* Instructions for the task:
Output every record word for word.

* Stored items from a collection:

====

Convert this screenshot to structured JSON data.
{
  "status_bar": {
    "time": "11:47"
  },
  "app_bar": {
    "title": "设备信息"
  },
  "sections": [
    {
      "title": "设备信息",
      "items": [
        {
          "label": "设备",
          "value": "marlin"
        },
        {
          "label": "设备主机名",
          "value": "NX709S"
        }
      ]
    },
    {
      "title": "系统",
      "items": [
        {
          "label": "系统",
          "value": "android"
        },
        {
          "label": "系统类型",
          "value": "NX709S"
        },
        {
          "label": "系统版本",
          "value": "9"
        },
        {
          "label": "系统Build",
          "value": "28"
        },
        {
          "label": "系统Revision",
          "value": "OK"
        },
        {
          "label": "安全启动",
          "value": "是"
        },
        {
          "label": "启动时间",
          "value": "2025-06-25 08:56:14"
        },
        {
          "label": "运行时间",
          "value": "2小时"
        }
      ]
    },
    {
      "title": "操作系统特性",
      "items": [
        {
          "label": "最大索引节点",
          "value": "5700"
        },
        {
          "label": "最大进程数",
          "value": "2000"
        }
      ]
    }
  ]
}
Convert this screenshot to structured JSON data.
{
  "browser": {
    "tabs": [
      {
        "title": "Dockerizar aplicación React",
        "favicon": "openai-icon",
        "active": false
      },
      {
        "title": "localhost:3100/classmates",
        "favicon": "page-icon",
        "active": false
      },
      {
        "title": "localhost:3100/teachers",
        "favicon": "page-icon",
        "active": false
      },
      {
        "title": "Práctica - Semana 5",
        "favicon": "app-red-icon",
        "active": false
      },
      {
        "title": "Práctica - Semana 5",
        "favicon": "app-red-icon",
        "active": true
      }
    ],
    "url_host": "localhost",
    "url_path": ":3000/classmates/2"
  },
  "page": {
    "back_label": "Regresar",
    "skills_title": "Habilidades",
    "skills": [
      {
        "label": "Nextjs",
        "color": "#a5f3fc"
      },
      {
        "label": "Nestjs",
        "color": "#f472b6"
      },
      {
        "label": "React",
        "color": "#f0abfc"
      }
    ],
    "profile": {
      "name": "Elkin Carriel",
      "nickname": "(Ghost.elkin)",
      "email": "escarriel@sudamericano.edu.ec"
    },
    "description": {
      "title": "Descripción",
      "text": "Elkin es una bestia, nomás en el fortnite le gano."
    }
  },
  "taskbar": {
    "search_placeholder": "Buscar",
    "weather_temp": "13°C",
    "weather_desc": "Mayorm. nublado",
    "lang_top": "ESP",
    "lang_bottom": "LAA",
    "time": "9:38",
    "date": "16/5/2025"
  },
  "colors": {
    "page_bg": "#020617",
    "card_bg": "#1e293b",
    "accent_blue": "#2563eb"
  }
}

====

* The output:
Convert this screenshot to structured JSON data.
{
  "status_bar": {
    "time": "11:47"
  },
  "app_bar": {
    "title": "设备信息"
  },
  "sections": [
    {
      "title": "设备信息",
      "items": [
        {
          "label": "设备",
          "value": "marlin"
        },
        {
          "label": "设备主机名",
          "value": "NX709S"
        }
      ]
    },
    {
      "title": "系统",
      "items": [
        {
          "label": "系统",
          "value": "android"
        },
        {
          "label": "系统类型",
          "value": "NX709S"
        },
        {
          "label": "系统版本",
          "value": "9"
        },
        {
          "label": "系统Build",
          "value": "28"
        },
        {
          "label": "系统Revision",
          "value": "OK"
        },
        {
          "label": "安全启动",
          "value": "是"
        },
        {
          "label": "启动时间",
          "value": "2025-06-25 08:56:14"
        },
        {
          "label": "运行时间",
          "value": "2小时"
        }
      ]
    },
    {
      "title": "操作系统特性",
      "items": [
        {
          "label": "最大索引节点",
          "value": "5700"
        },
        {
          "label": "最大进程数",
          "value": "2000"
        }
      ]
    }
  ]
}
Convert this screenshot to structured JSON data.
{
  "browser": {
    "tabs": [
      {
        "title": "Dockerizar aplicación React",
        "favicon": "openai-icon",
        "active": false
      },
      {
        "title": "localhost:3100/classmates",
        "favicon": "page-icon",
        "active": false
      },
      {
        "title": "localhost:3100/teachers",
        "favicon": "page-icon",
        "active": false
      },
      {
        "title": "Práctica - Semana 5",
        "favicon": "app-red-icon",
        "active": false
      },
      {
        "title": "Práctica - Semana 5",
        "favicon": "app-red-icon",
        "active": true
      }
    ],
    "url_host": "localhost",
    "url_path": ":3000/classmates/2"
  },
  "page": {
    "back_label": "Regresar",
    "skills_title": "Habilidades",
    "skills": [
      {
        "label": "Nextjs",
        "color": "#a5f3fc"
      },
      {
        "label": "Nestjs",
        "color": "#f472b6"
      },
      {
        "label": "React",
        "color": "#f0abfc"
      }
    ],
    "profile": {
      "name": "Elkin Carriel",
      "nickname": "(Ghost.elkin)",
      "email": "escarriel@sudamericano.edu.ec"
    },
    "description": {
      "title": "Descripción",
      "text": "Elkin es una bestia, nomás en el fortnite le gano."
    }
  },
  "taskbar": {
    "search_placeholder": "Buscar",
    "weather_temp": "13°C",
    "weather_desc": "Mayorm. nublado",
    "lang_top": "ESP",
    "lang_bottom": "LAA",
    "time": "9:38",
    "date": "16/5/2025"
  },
  "colors": {
    "page_bg": "#020617",
    "card_bg": "#1e293b",
    "accent_blue": "#2563eb"
  }
}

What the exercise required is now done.